* **What to do**:
Show every line where "noise" occurs.

* **Records supplied**:
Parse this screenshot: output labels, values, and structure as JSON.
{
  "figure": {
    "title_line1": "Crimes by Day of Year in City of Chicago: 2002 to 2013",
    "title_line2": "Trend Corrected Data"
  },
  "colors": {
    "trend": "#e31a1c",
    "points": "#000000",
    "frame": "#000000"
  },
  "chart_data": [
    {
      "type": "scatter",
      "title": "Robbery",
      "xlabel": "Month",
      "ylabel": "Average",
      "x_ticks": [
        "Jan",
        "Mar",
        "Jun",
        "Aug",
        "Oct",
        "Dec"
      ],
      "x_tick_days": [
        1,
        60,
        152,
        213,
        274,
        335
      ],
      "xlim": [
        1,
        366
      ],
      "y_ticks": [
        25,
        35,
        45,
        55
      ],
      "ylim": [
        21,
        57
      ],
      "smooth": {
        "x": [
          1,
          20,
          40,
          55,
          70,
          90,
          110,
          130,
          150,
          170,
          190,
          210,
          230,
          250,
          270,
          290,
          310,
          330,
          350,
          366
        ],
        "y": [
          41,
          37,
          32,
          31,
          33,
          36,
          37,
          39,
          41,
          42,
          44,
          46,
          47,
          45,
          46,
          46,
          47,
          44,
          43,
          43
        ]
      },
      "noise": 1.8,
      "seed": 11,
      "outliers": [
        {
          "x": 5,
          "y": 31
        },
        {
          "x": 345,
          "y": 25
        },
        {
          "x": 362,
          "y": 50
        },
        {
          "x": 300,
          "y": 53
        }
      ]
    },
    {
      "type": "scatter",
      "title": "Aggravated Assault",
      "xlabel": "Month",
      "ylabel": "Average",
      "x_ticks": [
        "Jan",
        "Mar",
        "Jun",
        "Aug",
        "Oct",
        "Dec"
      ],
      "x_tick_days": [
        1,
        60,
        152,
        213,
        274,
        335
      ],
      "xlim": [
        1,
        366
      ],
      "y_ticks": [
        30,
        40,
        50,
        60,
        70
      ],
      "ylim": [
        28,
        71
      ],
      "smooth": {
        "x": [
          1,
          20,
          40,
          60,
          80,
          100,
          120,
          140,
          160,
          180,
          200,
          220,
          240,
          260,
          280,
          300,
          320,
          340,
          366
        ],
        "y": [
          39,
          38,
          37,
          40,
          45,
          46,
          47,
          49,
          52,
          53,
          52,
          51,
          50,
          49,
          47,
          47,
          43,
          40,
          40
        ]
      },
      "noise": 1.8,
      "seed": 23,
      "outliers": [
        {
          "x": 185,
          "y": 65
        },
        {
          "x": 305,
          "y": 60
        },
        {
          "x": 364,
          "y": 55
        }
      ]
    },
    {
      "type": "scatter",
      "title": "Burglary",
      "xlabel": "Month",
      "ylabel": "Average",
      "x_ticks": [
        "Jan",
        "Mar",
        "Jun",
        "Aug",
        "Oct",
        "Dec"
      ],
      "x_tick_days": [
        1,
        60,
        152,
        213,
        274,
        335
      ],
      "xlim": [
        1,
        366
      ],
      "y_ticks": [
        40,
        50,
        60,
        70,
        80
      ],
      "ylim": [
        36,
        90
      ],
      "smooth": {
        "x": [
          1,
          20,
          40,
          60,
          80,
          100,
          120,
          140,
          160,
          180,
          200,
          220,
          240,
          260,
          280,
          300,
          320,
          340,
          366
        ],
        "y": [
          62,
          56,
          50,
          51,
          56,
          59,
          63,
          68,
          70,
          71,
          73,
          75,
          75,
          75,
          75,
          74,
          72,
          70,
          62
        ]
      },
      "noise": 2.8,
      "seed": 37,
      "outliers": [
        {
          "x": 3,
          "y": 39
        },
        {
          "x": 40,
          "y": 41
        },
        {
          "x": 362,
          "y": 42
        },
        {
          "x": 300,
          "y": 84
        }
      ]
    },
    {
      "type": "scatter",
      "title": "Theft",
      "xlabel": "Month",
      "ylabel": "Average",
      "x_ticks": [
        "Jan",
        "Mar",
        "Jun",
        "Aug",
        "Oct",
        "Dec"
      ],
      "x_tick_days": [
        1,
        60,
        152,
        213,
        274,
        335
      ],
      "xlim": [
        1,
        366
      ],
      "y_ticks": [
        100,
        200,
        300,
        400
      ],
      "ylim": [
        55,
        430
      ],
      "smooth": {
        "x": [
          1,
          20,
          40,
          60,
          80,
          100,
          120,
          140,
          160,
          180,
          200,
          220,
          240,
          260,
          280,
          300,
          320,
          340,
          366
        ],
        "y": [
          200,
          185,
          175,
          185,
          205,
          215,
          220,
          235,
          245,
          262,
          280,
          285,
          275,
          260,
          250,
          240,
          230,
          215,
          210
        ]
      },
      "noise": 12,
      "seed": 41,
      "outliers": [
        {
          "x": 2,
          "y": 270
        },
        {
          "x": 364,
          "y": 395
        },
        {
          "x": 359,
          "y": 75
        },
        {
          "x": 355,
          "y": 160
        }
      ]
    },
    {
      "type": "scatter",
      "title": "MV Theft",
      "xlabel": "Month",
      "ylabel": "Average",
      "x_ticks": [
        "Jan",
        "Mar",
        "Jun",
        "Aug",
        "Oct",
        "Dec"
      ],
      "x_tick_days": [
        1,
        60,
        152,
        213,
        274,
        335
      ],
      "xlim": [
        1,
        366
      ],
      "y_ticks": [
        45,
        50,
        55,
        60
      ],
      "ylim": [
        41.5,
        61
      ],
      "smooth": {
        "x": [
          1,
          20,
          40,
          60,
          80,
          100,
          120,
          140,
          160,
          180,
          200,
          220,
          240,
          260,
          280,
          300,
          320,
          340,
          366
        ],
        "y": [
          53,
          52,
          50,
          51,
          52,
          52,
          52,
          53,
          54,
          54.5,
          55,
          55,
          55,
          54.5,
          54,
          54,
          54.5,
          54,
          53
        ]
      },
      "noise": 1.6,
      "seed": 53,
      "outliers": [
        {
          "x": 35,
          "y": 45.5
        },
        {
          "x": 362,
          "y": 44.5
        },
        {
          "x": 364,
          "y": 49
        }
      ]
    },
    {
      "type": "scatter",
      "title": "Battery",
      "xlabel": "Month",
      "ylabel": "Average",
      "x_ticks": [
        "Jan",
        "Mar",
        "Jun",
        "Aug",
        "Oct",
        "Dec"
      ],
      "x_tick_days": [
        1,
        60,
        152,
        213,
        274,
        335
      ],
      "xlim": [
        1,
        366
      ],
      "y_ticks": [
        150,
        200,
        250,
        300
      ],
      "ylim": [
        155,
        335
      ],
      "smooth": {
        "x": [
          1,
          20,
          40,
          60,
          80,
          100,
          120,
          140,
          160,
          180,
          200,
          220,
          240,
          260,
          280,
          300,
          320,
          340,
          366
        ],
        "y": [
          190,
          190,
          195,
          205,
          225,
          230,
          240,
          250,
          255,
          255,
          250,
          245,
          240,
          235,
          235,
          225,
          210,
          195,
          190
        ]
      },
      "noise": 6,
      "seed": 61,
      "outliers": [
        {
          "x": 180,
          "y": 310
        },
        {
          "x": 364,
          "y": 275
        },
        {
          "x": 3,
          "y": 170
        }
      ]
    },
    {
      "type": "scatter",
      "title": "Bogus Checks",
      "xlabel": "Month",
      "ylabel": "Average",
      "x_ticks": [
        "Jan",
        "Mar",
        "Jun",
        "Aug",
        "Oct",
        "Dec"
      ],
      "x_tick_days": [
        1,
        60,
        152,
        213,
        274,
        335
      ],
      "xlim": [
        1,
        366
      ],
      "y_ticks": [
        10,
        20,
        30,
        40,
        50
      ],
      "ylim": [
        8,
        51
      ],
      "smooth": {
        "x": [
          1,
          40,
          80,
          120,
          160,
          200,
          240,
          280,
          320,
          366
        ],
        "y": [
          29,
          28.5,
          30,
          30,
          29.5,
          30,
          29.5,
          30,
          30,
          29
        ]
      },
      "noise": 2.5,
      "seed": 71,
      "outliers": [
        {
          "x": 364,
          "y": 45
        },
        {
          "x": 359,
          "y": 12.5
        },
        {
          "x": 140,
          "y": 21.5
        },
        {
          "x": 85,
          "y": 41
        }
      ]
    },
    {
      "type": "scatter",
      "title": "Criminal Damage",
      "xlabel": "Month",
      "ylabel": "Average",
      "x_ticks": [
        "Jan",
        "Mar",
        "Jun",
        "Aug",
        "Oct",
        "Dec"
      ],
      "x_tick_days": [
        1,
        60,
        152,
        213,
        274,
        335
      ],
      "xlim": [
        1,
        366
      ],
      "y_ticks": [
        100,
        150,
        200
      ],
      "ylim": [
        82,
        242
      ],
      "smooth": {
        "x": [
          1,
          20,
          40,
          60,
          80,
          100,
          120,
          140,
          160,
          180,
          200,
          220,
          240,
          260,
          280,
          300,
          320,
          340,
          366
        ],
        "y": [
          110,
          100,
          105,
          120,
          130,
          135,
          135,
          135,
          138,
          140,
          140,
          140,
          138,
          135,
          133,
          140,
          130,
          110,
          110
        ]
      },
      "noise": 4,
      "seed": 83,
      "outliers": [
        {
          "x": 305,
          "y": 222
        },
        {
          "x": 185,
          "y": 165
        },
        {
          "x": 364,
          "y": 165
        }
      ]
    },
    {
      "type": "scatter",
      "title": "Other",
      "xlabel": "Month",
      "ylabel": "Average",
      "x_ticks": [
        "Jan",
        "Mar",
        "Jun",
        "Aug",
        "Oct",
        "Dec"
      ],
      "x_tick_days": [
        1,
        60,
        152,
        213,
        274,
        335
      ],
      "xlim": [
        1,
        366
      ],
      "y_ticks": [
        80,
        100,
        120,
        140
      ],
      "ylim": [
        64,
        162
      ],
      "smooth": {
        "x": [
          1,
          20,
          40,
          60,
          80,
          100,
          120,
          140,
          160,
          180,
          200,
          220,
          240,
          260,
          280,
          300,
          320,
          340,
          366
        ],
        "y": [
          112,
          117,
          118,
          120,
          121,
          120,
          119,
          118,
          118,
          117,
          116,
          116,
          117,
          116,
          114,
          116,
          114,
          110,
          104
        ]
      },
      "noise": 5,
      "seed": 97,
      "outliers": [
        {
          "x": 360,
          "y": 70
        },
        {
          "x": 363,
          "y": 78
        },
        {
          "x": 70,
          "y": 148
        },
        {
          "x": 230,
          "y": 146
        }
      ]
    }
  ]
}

* **Task response**:
      "noise": 1.8,
      "noise": 1.8,
      "noise": 2.8,
      "noise": 12,
      "noise": 1.6,
      "noise": 6,
      "noise": 2.5,
      "noise": 4,
      "noise": 5,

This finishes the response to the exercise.